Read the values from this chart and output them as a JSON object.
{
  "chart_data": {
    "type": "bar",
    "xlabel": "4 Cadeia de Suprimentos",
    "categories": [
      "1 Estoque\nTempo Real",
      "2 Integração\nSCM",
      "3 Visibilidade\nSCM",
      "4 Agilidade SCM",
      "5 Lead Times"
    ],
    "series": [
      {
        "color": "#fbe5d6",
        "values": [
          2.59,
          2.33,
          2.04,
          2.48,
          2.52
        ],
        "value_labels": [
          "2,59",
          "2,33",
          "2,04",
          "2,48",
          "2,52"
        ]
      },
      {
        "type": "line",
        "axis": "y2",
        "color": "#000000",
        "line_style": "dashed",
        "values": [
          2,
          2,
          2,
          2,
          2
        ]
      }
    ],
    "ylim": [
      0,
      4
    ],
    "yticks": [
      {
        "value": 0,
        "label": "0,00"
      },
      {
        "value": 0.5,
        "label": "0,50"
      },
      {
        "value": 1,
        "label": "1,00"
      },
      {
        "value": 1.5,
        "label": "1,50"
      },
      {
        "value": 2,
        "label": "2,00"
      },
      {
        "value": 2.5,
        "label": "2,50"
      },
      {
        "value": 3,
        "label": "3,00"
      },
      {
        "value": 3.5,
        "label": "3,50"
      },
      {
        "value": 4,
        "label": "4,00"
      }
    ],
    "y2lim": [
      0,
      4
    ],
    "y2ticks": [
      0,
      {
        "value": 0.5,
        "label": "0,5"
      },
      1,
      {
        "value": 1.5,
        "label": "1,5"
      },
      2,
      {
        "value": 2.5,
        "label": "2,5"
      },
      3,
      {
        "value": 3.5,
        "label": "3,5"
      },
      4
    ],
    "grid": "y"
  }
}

(OBJECTIVE)
Write the whole listing out again. Keep every line exactly as it is.

(WRITTEN ANSWER)
Read the values from this chart and output them as a JSON object.
{
  "chart_data": {
    "type": "bar",
    "xlabel": "4 Cadeia de Suprimentos",
    "categories": [
      "1 Estoque\nTempo Real",
      "2 Integração\nSCM",
      "3 Visibilidade\nSCM",
      "4 Agilidade SCM",
      "5 Lead Times"
    ],
    "series": [
      {
        "color": "#fbe5d6",
        "values": [
          2.59,
          2.33,
          2.04,
          2.48,
          2.52
        ],
        "value_labels": [
          "2,59",
          "2,33",
          "2,04",
          "2,48",
          "2,52"
        ]
      },
      {
        "type": "line",
        "axis": "y2",
        "color": "#000000",
        "line_style": "dashed",
        "values": [
          2,
          2,
          2,
          2,
          2
        ]
      }
    ],
    "ylim": [
      0,
      4
    ],
    "yticks": [
      {
        "value": 0,
        "label": "0,00"
      },
      {
        "value": 0.5,
        "label": "0,50"
      },
      {
        "value": 1,
        "label": "1,00"
      },
      {
        "value": 1.5,
        "label": "1,50"
      },
      {
        "value": 2,
        "label": "2,00"
      },
      {
        "value": 2.5,
        "label": "2,50"
      },
      {
        "value": 3,
        "label": "3,00"
      },
      {
        "value": 3.5,
        "label": "3,50"
      },
      {
        "value": 4,
        "label": "4,00"
      }
    ],
    "y2lim": [
      0,
      4
    ],
    "y2ticks": [
      0,
      {
        "value": 0.5,
        "label": "0,5"
      },
      1,
      {
        "value": 1.5,
        "label": "1,5"
      },
      2,
      {
        "value": 2.5,
        "label": "2,5"
      },
      3,
      {
        "value": 3.5,
        "label": "3,5"
      },
      4
    ],
    "grid": "y"
  }
}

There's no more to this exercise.